▼
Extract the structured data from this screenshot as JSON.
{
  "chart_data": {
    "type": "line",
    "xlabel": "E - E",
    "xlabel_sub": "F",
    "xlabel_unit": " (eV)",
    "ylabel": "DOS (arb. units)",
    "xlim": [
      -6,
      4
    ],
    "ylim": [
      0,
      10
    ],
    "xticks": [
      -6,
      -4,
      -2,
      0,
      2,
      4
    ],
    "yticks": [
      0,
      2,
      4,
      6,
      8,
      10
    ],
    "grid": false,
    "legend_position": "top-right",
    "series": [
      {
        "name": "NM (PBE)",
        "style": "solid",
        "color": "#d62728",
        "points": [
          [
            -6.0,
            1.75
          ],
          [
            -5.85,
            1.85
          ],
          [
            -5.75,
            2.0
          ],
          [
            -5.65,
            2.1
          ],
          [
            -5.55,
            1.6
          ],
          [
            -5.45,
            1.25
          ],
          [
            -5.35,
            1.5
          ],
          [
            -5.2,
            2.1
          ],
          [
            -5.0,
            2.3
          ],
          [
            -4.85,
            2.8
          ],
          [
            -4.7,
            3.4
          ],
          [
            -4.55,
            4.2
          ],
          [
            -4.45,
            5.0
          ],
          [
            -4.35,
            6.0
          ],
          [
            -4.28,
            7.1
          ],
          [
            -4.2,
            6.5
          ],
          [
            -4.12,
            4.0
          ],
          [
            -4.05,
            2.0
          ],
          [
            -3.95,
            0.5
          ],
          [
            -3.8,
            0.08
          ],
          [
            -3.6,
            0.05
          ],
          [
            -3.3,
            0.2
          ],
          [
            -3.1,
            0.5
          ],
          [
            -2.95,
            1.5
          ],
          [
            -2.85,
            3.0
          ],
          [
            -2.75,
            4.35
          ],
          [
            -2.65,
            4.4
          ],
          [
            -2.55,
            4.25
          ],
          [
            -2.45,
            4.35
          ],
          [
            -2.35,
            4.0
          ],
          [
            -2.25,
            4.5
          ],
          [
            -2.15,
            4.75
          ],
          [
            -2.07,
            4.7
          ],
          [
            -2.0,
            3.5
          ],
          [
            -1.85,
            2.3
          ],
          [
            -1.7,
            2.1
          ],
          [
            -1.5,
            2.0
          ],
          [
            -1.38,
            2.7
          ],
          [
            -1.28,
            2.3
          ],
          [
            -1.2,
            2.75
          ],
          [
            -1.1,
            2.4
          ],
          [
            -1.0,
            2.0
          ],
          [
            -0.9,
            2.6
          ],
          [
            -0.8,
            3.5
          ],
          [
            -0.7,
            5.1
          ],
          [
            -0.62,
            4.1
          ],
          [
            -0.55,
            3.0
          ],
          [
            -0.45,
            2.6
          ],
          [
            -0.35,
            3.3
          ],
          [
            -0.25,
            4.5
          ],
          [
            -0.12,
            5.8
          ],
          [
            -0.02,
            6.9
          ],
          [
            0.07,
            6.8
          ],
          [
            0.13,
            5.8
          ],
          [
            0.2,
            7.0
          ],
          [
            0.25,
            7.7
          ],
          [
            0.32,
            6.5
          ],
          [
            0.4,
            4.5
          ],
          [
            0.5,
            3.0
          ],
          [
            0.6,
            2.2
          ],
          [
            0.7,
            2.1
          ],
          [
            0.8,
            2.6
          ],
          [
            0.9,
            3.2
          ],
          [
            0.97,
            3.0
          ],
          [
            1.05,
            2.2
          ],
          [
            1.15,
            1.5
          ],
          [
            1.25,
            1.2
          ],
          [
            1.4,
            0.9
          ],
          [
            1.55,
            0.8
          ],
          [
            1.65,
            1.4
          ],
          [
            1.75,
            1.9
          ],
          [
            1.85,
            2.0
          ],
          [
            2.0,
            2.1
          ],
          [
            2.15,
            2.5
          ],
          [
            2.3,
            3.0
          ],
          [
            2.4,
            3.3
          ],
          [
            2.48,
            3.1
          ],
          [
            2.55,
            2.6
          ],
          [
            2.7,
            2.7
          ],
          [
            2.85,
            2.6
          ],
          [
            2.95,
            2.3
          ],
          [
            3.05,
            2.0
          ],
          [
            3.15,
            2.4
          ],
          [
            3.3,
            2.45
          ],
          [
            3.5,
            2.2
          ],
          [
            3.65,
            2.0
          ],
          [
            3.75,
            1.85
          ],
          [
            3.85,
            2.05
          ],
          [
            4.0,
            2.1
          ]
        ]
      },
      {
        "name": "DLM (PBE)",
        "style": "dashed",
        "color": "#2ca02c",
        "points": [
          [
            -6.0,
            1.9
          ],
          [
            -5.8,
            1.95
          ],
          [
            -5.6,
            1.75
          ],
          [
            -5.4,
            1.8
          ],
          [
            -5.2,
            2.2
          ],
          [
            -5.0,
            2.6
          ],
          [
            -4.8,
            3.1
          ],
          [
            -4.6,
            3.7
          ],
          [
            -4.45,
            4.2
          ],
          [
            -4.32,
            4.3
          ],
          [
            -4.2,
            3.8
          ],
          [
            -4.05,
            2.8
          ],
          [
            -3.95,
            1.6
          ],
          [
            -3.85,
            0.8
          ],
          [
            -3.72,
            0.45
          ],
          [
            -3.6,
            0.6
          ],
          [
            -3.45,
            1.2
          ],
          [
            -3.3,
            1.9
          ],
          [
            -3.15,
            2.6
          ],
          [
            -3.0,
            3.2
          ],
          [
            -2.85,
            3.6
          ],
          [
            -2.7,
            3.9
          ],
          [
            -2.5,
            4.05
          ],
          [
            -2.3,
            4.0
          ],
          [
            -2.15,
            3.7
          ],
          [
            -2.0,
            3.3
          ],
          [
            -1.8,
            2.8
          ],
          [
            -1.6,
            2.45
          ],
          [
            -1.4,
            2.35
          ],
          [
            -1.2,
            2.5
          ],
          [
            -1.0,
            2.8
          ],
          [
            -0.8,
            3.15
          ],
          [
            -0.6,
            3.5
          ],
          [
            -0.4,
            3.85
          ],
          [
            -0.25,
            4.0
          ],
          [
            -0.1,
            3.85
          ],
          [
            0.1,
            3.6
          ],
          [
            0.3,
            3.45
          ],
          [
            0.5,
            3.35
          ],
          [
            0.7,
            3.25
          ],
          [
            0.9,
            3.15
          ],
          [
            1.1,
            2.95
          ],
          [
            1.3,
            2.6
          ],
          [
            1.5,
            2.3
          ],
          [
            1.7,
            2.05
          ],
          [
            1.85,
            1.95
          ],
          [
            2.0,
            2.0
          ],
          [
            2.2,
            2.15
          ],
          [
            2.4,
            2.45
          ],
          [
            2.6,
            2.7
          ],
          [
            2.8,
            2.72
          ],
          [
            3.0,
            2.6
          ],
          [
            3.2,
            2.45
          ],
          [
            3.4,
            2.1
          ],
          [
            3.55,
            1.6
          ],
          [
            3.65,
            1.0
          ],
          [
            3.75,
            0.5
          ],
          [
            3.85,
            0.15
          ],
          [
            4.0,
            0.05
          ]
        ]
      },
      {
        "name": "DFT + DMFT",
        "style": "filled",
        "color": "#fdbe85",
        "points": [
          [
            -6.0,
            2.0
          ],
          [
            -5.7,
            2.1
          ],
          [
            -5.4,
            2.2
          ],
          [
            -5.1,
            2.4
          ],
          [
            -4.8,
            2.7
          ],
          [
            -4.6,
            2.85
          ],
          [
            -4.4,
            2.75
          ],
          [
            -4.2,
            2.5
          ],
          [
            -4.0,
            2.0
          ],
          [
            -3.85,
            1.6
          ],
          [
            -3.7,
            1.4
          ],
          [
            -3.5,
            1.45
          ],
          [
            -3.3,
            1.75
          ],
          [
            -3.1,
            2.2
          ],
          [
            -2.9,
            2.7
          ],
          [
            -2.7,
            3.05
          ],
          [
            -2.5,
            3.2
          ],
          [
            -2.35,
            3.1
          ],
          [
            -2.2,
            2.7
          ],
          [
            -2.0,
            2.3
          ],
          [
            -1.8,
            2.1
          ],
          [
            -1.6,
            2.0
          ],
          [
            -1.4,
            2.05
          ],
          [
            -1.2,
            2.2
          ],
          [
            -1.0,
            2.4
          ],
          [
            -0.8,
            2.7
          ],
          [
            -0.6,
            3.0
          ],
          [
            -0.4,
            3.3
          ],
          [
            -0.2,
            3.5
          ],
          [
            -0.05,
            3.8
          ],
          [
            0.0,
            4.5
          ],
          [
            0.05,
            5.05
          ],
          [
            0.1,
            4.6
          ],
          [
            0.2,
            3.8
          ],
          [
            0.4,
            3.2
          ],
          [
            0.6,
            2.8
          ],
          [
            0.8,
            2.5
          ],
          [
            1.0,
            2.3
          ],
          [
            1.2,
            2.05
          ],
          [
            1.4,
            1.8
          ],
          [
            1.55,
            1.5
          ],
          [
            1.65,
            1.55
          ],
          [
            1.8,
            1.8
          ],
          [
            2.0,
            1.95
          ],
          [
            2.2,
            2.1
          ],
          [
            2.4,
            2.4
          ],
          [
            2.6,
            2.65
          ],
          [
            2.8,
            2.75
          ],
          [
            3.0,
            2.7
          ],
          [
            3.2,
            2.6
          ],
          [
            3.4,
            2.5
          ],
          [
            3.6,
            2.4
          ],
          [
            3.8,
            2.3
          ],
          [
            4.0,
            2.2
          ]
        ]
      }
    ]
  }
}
▲
* _Problem_: Which lines contain the word "name"? Copy each one.

* _Completed exercise_:
        "name": "NM (PBE)",
        "name": "DLM (PBE)",
        "name": "DFT + DMFT",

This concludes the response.